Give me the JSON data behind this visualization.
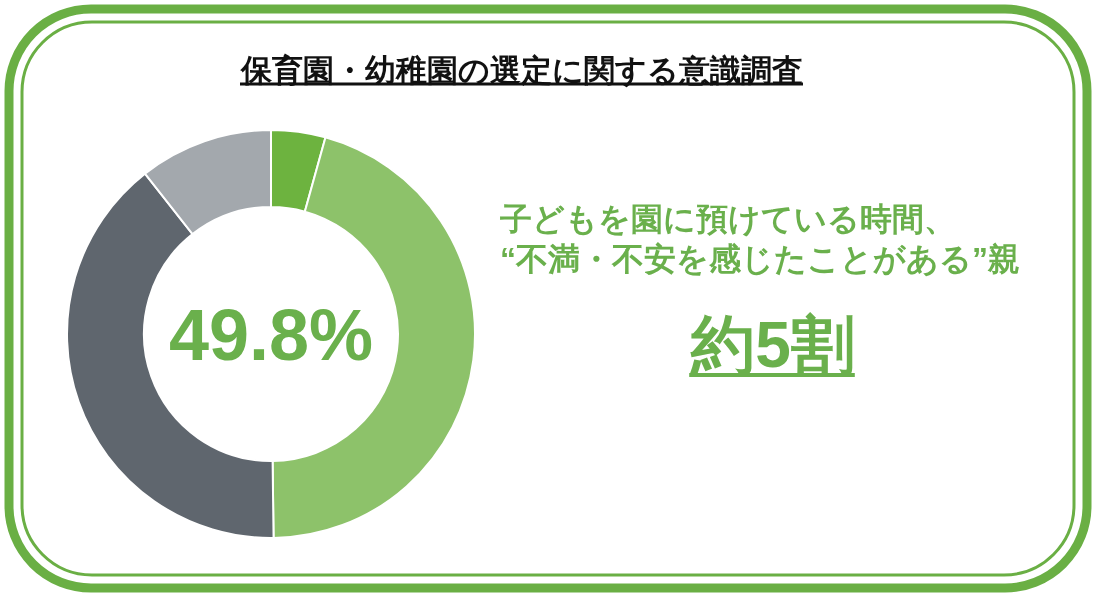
{
  "chart_data": {
    "type": "donut",
    "title": "保育園・幼稚園の選定に関する意識調査",
    "categories": [
      null,
      null,
      null,
      null
    ],
    "values": [
      4.3,
      45.5,
      39.6,
      10.6
    ],
    "colors": [
      "#6db33f",
      "#8dc26a",
      "#5f666e",
      "#a3a8ad"
    ],
    "annotations": [
      "49.8%",
      "子どもを園に預けている時間、",
      "“不満・不安を感じたことがある”親",
      "約5割"
    ]
  }
}
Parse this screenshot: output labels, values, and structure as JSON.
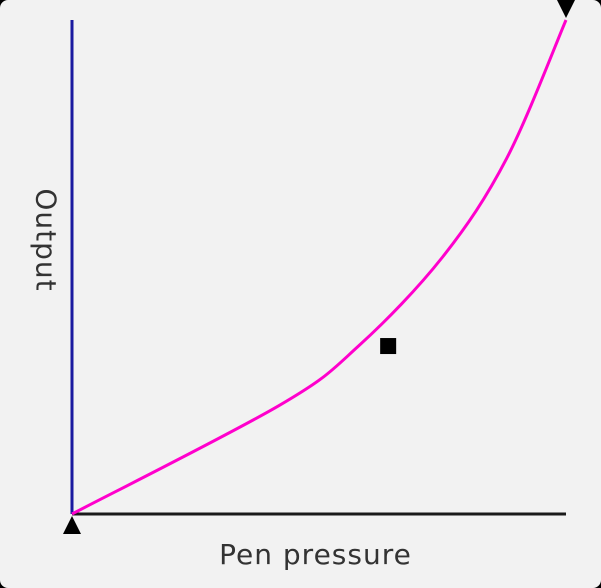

· · · · · · ·

> _TASK STATEMENT_: The data above needs to be retyped exactly, with the images left out.

> _ANSWER TO THIS TASK_:
Give me the JSON data behind this visualization.
{
  "chart_data": {
    "type": "donut",
    "title": "保育園・幼稚園の選定に関する意識調査",
    "categories": [
      null,
      null,
      null,
      null
    ],
    "values": [
      4.3,
      45.5,
      39.6,
      10.6
    ],
    "colors": [
      "#6db33f",
      "#8dc26a",
      "#5f666e",
      "#a3a8ad"
    ],
    "annotations": [
      "49.8%",
      "子どもを園に預けている時間、",
      "“不満・不安を感じたことがある”親",
      "約5割"
    ]
  }
}
Parse this screenshot: output labels, values, and structure as JSON.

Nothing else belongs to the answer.